Dataset excerpts —
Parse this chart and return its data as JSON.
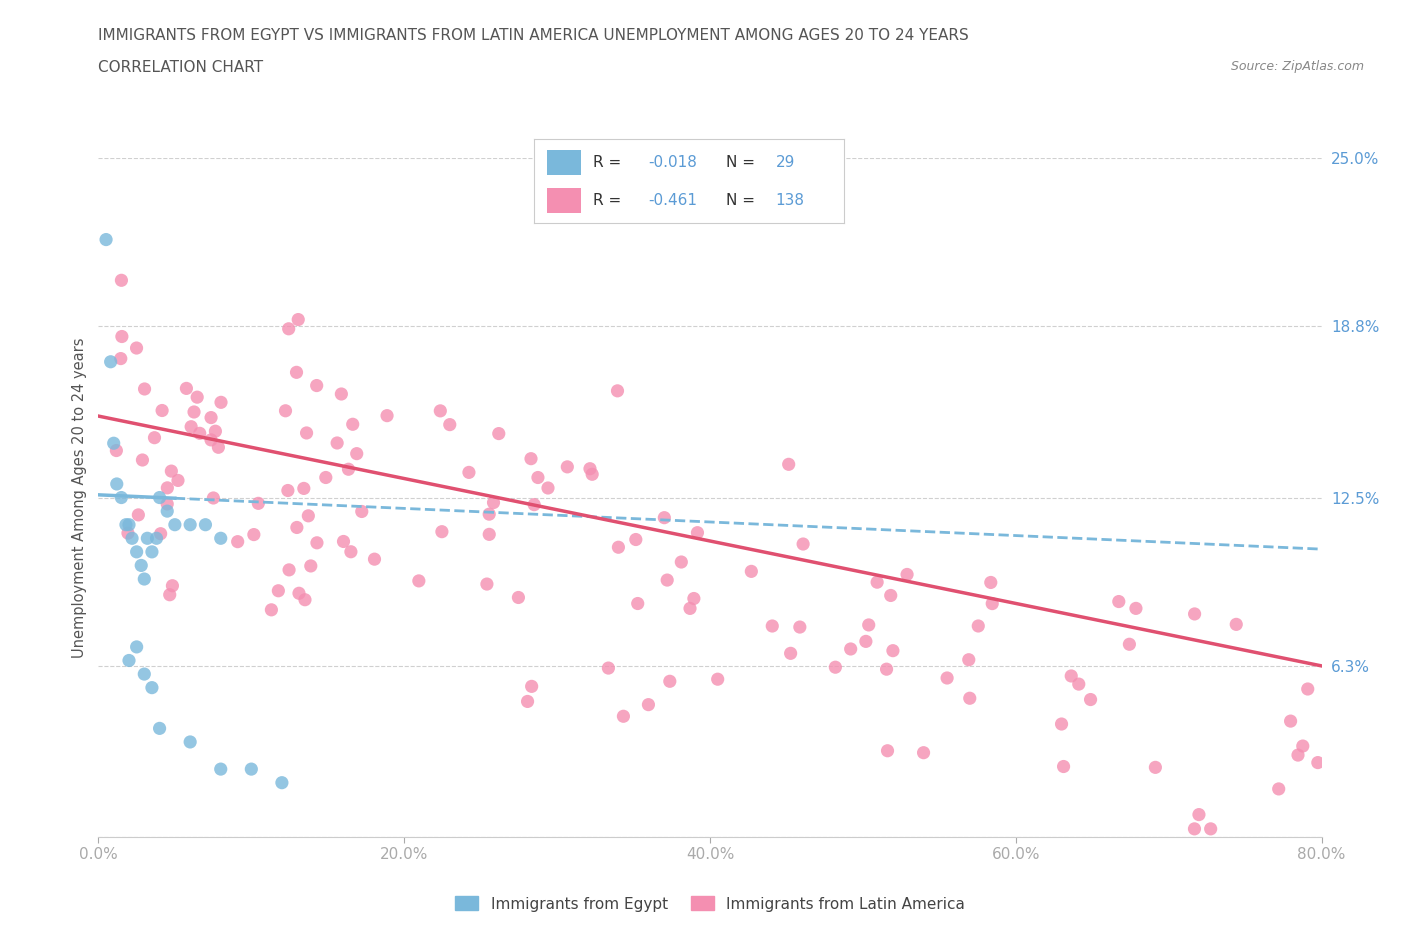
{
  "title_line1": "IMMIGRANTS FROM EGYPT VS IMMIGRANTS FROM LATIN AMERICA UNEMPLOYMENT AMONG AGES 20 TO 24 YEARS",
  "title_line2": "CORRELATION CHART",
  "source_text": "Source: ZipAtlas.com",
  "ylabel": "Unemployment Among Ages 20 to 24 years",
  "xmin": 0.0,
  "xmax": 0.8,
  "ymin": 0.0,
  "ymax": 0.25,
  "ytick_vals": [
    0.0,
    0.063,
    0.125,
    0.188,
    0.25
  ],
  "ytick_labels": [
    "",
    "6.3%",
    "12.5%",
    "18.8%",
    "25.0%"
  ],
  "xtick_vals": [
    0.0,
    0.2,
    0.4,
    0.6,
    0.8
  ],
  "xtick_labels": [
    "0.0%",
    "20.0%",
    "40.0%",
    "60.0%",
    "80.0%"
  ],
  "egypt_color": "#7ab8db",
  "latam_color": "#f48fb1",
  "latam_line_color": "#e05070",
  "egypt_R": -0.018,
  "egypt_N": 29,
  "latam_R": -0.461,
  "latam_N": 138,
  "egypt_label": "Immigrants from Egypt",
  "latam_label": "Immigrants from Latin America",
  "background_color": "#ffffff",
  "grid_color": "#d0d0d0",
  "tick_label_color": "#5b9bd5",
  "title_color": "#555555",
  "source_color": "#888888"
}
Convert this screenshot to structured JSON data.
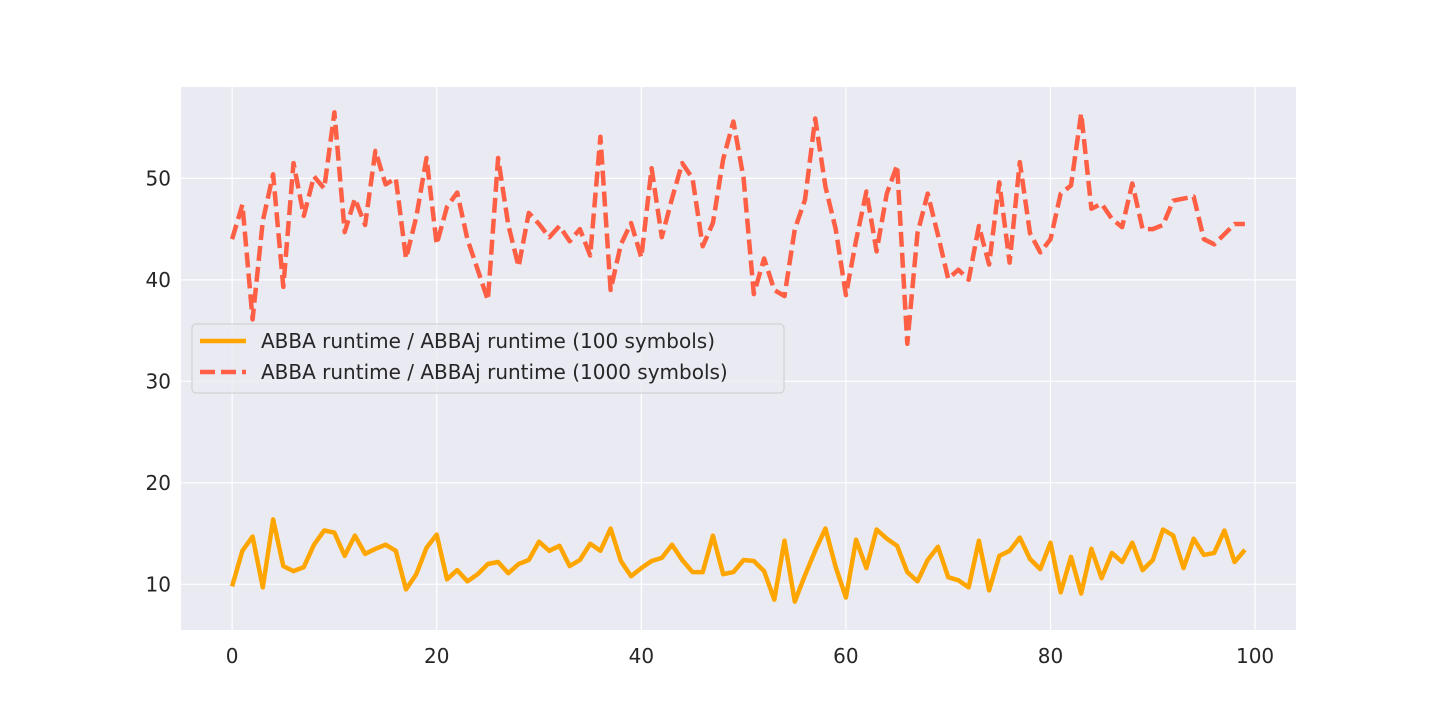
{
  "chart_data": {
    "type": "line",
    "title": "",
    "xlabel": "",
    "ylabel": "",
    "xlim": [
      -5,
      104
    ],
    "ylim": [
      5.5,
      59
    ],
    "xticks": [
      0,
      20,
      40,
      60,
      80,
      100
    ],
    "yticks": [
      10,
      20,
      30,
      40,
      50
    ],
    "grid": true,
    "legend_placement": "center-left",
    "series": [
      {
        "name": "ABBA runtime / ABBAj runtime (100 symbols)",
        "color": "#ffa500",
        "dash": "solid",
        "x": [
          0,
          1,
          2,
          3,
          4,
          5,
          6,
          7,
          8,
          9,
          10,
          11,
          12,
          13,
          14,
          15,
          16,
          17,
          18,
          19,
          20,
          21,
          22,
          23,
          24,
          25,
          26,
          27,
          28,
          29,
          30,
          31,
          32,
          33,
          34,
          35,
          36,
          37,
          38,
          39,
          40,
          41,
          42,
          43,
          44,
          45,
          46,
          47,
          48,
          49,
          50,
          51,
          52,
          53,
          54,
          55,
          56,
          57,
          58,
          59,
          60,
          61,
          62,
          63,
          64,
          65,
          66,
          67,
          68,
          69,
          70,
          71,
          72,
          73,
          74,
          75,
          76,
          77,
          78,
          79,
          80,
          81,
          82,
          83,
          84,
          85,
          86,
          87,
          88,
          89,
          90,
          91,
          92,
          93,
          94,
          95,
          96,
          97,
          98,
          99
        ],
        "values": [
          9.8,
          13.3,
          14.7,
          9.7,
          16.4,
          11.8,
          11.3,
          11.7,
          13.9,
          15.3,
          15.1,
          12.8,
          14.8,
          13.0,
          13.5,
          13.9,
          13.3,
          9.5,
          11.0,
          13.6,
          14.9,
          10.5,
          11.4,
          10.3,
          11.0,
          12.0,
          12.2,
          11.1,
          12.0,
          12.4,
          14.2,
          13.3,
          13.8,
          11.8,
          12.4,
          14.0,
          13.3,
          15.5,
          12.3,
          10.8,
          11.6,
          12.3,
          12.6,
          13.9,
          12.4,
          11.2,
          11.2,
          14.8,
          11.0,
          11.2,
          12.4,
          12.3,
          11.3,
          8.5,
          14.3,
          8.3,
          10.9,
          13.3,
          15.5,
          11.7,
          8.7,
          14.4,
          11.6,
          15.4,
          14.5,
          13.8,
          11.2,
          10.3,
          12.4,
          13.7,
          10.7,
          10.4,
          9.7,
          14.3,
          9.4,
          12.8,
          13.3,
          14.6,
          12.5,
          11.5,
          14.1,
          9.2,
          12.7,
          9.1,
          13.5,
          10.6,
          13.1,
          12.2,
          14.1,
          11.4,
          12.4,
          15.4,
          14.8,
          11.6,
          14.5,
          12.9,
          13.1,
          15.3,
          12.2,
          13.4
        ]
      },
      {
        "name": "ABBA runtime / ABBAj runtime (1000 symbols)",
        "color": "#ff5f45",
        "dash": "dashed",
        "x": [
          0,
          1,
          2,
          3,
          4,
          5,
          6,
          7,
          8,
          9,
          10,
          11,
          12,
          13,
          14,
          15,
          16,
          17,
          18,
          19,
          20,
          21,
          22,
          23,
          24,
          25,
          26,
          27,
          28,
          29,
          30,
          31,
          32,
          33,
          34,
          35,
          36,
          37,
          38,
          39,
          40,
          41,
          42,
          43,
          44,
          45,
          46,
          47,
          48,
          49,
          50,
          51,
          52,
          53,
          54,
          55,
          56,
          57,
          58,
          59,
          60,
          61,
          62,
          63,
          64,
          65,
          66,
          67,
          68,
          69,
          70,
          71,
          72,
          73,
          74,
          75,
          76,
          77,
          78,
          79,
          80,
          81,
          82,
          83,
          84,
          85,
          86,
          87,
          88,
          89,
          90,
          91,
          92,
          93,
          94,
          95,
          96,
          97,
          98,
          99
        ],
        "values": [
          44.0,
          47.4,
          36.1,
          45.8,
          50.4,
          39.3,
          51.5,
          46.3,
          50.2,
          49.0,
          56.5,
          44.7,
          48.0,
          45.4,
          52.7,
          49.4,
          50.0,
          42.1,
          46.2,
          52.0,
          43.5,
          47.2,
          48.6,
          44.0,
          41.0,
          38.0,
          52.0,
          45.4,
          41.3,
          46.6,
          45.5,
          44.2,
          45.3,
          43.8,
          45.0,
          42.4,
          54.1,
          39.0,
          43.5,
          45.6,
          42.2,
          51.0,
          44.2,
          48.0,
          51.5,
          50.0,
          43.3,
          45.6,
          51.9,
          55.6,
          50.0,
          38.6,
          42.1,
          39.0,
          38.4,
          45.0,
          47.9,
          55.9,
          49.2,
          45.0,
          38.5,
          43.9,
          48.7,
          42.8,
          48.5,
          51.3,
          33.7,
          44.6,
          48.5,
          44.4,
          40.1,
          41.0,
          40.0,
          45.3,
          41.5,
          49.6,
          41.7,
          51.6,
          44.6,
          42.7,
          44.0,
          48.5,
          49.3,
          56.4,
          47.0,
          47.5,
          46.0,
          45.2,
          49.5,
          45.0,
          45.0,
          45.4,
          47.8,
          48.0,
          48.2,
          44.0,
          43.5,
          44.5,
          45.5,
          45.5
        ]
      }
    ]
  }
}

Task description — Quote the material exactly. Pictures stay out.

Task solution —
Parse this chart and return its data as JSON.
{
  "title_line1": "IMMIGRANTS FROM EGYPT VS IMMIGRANTS FROM LATIN AMERICA UNEMPLOYMENT AMONG AGES 20 TO 24 YEARS",
  "title_line2": "CORRELATION CHART",
  "source_text": "Source: ZipAtlas.com",
  "ylabel": "Unemployment Among Ages 20 to 24 years",
  "xmin": 0.0,
  "xmax": 0.8,
  "ymin": 0.0,
  "ymax": 0.25,
  "ytick_vals": [
    0.0,
    0.063,
    0.125,
    0.188,
    0.25
  ],
  "ytick_labels": [
    "",
    "6.3%",
    "12.5%",
    "18.8%",
    "25.0%"
  ],
  "xtick_vals": [
    0.0,
    0.2,
    0.4,
    0.6,
    0.8
  ],
  "xtick_labels": [
    "0.0%",
    "20.0%",
    "40.0%",
    "60.0%",
    "80.0%"
  ],
  "egypt_color": "#7ab8db",
  "latam_color": "#f48fb1",
  "latam_line_color": "#e05070",
  "egypt_R": -0.018,
  "egypt_N": 29,
  "latam_R": -0.461,
  "latam_N": 138,
  "egypt_label": "Immigrants from Egypt",
  "latam_label": "Immigrants from Latin America",
  "background_color": "#ffffff",
  "grid_color": "#d0d0d0",
  "tick_label_color": "#5b9bd5",
  "title_color": "#555555",
  "source_color": "#888888"
}
Convert this screenshot to structured JSON data.
{
  "chart_data": {
    "type": "line",
    "title": "",
    "xlabel": "",
    "ylabel": "",
    "xlim": [
      -5,
      104
    ],
    "ylim": [
      5.5,
      59
    ],
    "xticks": [
      0,
      20,
      40,
      60,
      80,
      100
    ],
    "yticks": [
      10,
      20,
      30,
      40,
      50
    ],
    "grid": true,
    "legend_placement": "center-left",
    "series": [
      {
        "name": "ABBA runtime / ABBAj runtime (100 symbols)",
        "color": "#ffa500",
        "dash": "solid",
        "x": [
          0,
          1,
          2,
          3,
          4,
          5,
          6,
          7,
          8,
          9,
          10,
          11,
          12,
          13,
          14,
          15,
          16,
          17,
          18,
          19,
          20,
          21,
          22,
          23,
          24,
          25,
          26,
          27,
          28,
          29,
          30,
          31,
          32,
          33,
          34,
          35,
          36,
          37,
          38,
          39,
          40,
          41,
          42,
          43,
          44,
          45,
          46,
          47,
          48,
          49,
          50,
          51,
          52,
          53,
          54,
          55,
          56,
          57,
          58,
          59,
          60,
          61,
          62,
          63,
          64,
          65,
          66,
          67,
          68,
          69,
          70,
          71,
          72,
          73,
          74,
          75,
          76,
          77,
          78,
          79,
          80,
          81,
          82,
          83,
          84,
          85,
          86,
          87,
          88,
          89,
          90,
          91,
          92,
          93,
          94,
          95,
          96,
          97,
          98,
          99
        ],
        "values": [
          9.8,
          13.3,
          14.7,
          9.7,
          16.4,
          11.8,
          11.3,
          11.7,
          13.9,
          15.3,
          15.1,
          12.8,
          14.8,
          13.0,
          13.5,
          13.9,
          13.3,
          9.5,
          11.0,
          13.6,
          14.9,
          10.5,
          11.4,
          10.3,
          11.0,
          12.0,
          12.2,
          11.1,
          12.0,
          12.4,
          14.2,
          13.3,
          13.8,
          11.8,
          12.4,
          14.0,
          13.3,
          15.5,
          12.3,
          10.8,
          11.6,
          12.3,
          12.6,
          13.9,
          12.4,
          11.2,
          11.2,
          14.8,
          11.0,
          11.2,
          12.4,
          12.3,
          11.3,
          8.5,
          14.3,
          8.3,
          10.9,
          13.3,
          15.5,
          11.7,
          8.7,
          14.4,
          11.6,
          15.4,
          14.5,
          13.8,
          11.2,
          10.3,
          12.4,
          13.7,
          10.7,
          10.4,
          9.7,
          14.3,
          9.4,
          12.8,
          13.3,
          14.6,
          12.5,
          11.5,
          14.1,
          9.2,
          12.7,
          9.1,
          13.5,
          10.6,
          13.1,
          12.2,
          14.1,
          11.4,
          12.4,
          15.4,
          14.8,
          11.6,
          14.5,
          12.9,
          13.1,
          15.3,
          12.2,
          13.4
        ]
      },
      {
        "name": "ABBA runtime / ABBAj runtime (1000 symbols)",
        "color": "#ff5f45",
        "dash": "dashed",
        "x": [
          0,
          1,
          2,
          3,
          4,
          5,
          6,
          7,
          8,
          9,
          10,
          11,
          12,
          13,
          14,
          15,
          16,
          17,
          18,
          19,
          20,
          21,
          22,
          23,
          24,
          25,
          26,
          27,
          28,
          29,
          30,
          31,
          32,
          33,
          34,
          35,
          36,
          37,
          38,
          39,
          40,
          41,
          42,
          43,
          44,
          45,
          46,
          47,
          48,
          49,
          50,
          51,
          52,
          53,
          54,
          55,
          56,
          57,
          58,
          59,
          60,
          61,
          62,
          63,
          64,
          65,
          66,
          67,
          68,
          69,
          70,
          71,
          72,
          73,
          74,
          75,
          76,
          77,
          78,
          79,
          80,
          81,
          82,
          83,
          84,
          85,
          86,
          87,
          88,
          89,
          90,
          91,
          92,
          93,
          94,
          95,
          96,
          97,
          98,
          99
        ],
        "values": [
          44.0,
          47.4,
          36.1,
          45.8,
          50.4,
          39.3,
          51.5,
          46.3,
          50.2,
          49.0,
          56.5,
          44.7,
          48.0,
          45.4,
          52.7,
          49.4,
          50.0,
          42.1,
          46.2,
          52.0,
          43.5,
          47.2,
          48.6,
          44.0,
          41.0,
          38.0,
          52.0,
          45.4,
          41.3,
          46.6,
          45.5,
          44.2,
          45.3,
          43.8,
          45.0,
          42.4,
          54.1,
          39.0,
          43.5,
          45.6,
          42.2,
          51.0,
          44.2,
          48.0,
          51.5,
          50.0,
          43.3,
          45.6,
          51.9,
          55.6,
          50.0,
          38.6,
          42.1,
          39.0,
          38.4,
          45.0,
          47.9,
          55.9,
          49.2,
          45.0,
          38.5,
          43.9,
          48.7,
          42.8,
          48.5,
          51.3,
          33.7,
          44.6,
          48.5,
          44.4,
          40.1,
          41.0,
          40.0,
          45.3,
          41.5,
          49.6,
          41.7,
          51.6,
          44.6,
          42.7,
          44.0,
          48.5,
          49.3,
          56.4,
          47.0,
          47.5,
          46.0,
          45.2,
          49.5,
          45.0,
          45.0,
          45.4,
          47.8,
          48.0,
          48.2,
          44.0,
          43.5,
          44.5,
          45.5,
          45.5
        ]
      }
    ]
  }
}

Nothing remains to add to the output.